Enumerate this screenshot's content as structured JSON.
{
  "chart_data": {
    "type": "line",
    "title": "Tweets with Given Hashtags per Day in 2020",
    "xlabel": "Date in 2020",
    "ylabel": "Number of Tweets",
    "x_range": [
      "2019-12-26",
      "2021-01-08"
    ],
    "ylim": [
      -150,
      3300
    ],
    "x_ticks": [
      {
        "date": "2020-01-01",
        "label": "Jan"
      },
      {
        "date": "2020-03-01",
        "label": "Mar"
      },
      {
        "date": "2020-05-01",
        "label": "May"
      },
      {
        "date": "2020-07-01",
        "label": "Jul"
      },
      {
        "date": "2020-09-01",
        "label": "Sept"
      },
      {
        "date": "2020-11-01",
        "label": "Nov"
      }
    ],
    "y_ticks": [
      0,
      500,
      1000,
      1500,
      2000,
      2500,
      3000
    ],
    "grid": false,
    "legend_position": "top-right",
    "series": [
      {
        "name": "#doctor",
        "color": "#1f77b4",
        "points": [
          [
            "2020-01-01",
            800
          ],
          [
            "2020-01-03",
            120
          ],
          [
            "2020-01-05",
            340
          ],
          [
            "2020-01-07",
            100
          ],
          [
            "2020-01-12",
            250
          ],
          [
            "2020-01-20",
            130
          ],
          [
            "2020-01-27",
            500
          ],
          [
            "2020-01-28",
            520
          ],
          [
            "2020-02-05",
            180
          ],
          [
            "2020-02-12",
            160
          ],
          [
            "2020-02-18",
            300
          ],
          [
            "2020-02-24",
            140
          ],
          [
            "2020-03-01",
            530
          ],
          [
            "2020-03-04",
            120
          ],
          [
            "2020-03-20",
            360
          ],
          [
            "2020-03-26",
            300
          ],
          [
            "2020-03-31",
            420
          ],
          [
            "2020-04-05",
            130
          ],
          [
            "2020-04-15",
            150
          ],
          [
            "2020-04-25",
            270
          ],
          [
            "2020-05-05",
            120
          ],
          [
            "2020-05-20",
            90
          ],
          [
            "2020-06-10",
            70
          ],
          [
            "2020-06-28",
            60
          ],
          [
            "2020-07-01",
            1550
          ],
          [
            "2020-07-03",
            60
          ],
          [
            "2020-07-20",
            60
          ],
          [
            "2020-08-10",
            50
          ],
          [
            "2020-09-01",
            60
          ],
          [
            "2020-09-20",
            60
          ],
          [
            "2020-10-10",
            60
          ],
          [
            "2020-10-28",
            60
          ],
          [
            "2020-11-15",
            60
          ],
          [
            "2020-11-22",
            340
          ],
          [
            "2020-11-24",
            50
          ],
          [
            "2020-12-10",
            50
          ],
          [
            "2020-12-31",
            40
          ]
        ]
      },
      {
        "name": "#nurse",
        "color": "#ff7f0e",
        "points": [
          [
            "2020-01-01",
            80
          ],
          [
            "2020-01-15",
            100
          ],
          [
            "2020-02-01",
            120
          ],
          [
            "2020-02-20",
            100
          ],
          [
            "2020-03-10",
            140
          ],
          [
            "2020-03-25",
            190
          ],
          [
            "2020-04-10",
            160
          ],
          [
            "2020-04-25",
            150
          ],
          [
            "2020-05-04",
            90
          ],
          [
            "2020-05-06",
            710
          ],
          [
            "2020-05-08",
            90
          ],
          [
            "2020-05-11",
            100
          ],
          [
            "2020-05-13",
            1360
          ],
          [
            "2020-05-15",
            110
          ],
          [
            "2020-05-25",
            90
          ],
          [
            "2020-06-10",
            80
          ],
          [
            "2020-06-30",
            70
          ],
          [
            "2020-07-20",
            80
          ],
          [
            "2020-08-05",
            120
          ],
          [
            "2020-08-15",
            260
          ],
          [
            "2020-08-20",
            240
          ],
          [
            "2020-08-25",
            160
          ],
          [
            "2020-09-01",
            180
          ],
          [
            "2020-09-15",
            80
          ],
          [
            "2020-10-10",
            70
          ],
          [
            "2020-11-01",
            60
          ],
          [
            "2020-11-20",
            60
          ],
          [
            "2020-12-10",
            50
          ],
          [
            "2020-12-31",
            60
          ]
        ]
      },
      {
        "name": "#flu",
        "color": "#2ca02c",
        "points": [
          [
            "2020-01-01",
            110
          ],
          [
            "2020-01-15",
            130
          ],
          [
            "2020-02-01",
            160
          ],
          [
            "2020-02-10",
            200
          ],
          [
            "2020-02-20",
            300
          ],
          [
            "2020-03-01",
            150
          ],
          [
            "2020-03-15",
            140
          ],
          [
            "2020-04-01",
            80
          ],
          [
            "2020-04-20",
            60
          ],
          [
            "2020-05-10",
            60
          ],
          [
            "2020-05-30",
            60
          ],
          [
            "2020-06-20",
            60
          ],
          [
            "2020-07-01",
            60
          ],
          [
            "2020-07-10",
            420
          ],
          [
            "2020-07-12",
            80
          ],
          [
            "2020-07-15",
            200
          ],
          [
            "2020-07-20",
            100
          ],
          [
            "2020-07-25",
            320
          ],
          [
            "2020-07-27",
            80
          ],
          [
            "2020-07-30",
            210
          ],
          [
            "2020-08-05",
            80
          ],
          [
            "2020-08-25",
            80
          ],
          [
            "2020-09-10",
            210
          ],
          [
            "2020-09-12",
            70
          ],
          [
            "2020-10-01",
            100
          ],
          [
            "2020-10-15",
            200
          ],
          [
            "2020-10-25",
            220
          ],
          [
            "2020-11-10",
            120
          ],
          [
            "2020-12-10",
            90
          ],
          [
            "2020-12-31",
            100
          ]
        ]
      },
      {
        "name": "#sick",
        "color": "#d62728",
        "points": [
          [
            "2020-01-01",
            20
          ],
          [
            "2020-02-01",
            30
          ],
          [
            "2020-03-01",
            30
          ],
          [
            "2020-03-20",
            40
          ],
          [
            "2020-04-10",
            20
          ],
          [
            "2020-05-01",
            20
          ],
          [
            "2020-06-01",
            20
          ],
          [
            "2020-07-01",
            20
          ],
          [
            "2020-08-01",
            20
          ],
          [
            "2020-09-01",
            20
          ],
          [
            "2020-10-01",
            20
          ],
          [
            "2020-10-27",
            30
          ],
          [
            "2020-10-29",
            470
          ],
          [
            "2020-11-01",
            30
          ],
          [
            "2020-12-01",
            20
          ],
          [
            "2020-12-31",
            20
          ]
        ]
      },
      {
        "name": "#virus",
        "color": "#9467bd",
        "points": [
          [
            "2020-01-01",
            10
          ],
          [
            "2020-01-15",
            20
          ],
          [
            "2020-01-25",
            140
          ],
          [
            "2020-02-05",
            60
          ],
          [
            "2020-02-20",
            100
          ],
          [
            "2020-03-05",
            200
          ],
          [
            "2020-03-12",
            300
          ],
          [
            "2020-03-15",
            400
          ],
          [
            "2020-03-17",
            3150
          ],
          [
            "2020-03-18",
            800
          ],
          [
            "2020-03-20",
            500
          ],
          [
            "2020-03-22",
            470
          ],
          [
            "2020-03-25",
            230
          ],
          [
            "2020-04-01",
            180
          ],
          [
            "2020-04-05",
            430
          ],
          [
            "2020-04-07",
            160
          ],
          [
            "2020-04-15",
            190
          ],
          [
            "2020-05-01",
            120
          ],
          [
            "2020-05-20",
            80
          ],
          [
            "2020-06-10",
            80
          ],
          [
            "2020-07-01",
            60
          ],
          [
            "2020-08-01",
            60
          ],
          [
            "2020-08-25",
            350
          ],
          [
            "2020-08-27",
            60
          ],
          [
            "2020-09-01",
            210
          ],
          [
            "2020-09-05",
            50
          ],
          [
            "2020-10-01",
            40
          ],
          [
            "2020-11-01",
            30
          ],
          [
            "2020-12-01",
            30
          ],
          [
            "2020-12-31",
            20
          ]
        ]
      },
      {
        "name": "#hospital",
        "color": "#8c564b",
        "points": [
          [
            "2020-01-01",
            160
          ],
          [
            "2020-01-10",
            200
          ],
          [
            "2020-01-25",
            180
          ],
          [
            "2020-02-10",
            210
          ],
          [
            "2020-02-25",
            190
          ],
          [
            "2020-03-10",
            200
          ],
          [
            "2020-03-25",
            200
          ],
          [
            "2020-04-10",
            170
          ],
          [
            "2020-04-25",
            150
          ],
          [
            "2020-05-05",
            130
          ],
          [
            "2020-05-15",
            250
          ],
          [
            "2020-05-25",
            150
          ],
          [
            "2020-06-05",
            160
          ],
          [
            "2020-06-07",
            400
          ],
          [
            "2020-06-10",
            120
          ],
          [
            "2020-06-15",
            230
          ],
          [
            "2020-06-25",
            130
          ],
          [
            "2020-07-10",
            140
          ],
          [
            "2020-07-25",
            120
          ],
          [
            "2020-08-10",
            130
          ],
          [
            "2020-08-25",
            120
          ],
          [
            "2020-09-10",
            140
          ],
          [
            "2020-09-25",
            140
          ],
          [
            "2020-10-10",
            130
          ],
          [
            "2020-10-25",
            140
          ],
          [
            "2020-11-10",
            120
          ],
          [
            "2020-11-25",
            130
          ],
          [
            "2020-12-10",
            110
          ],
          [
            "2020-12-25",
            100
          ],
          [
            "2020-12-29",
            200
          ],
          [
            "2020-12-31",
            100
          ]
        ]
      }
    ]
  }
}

##########

- What you should do
If a line in the records holds the string "Tweets", copy it.

- Final answer
    "title": "Tweets with Given Hashtags per Day in 2020",
    "ylabel": "Number of Tweets",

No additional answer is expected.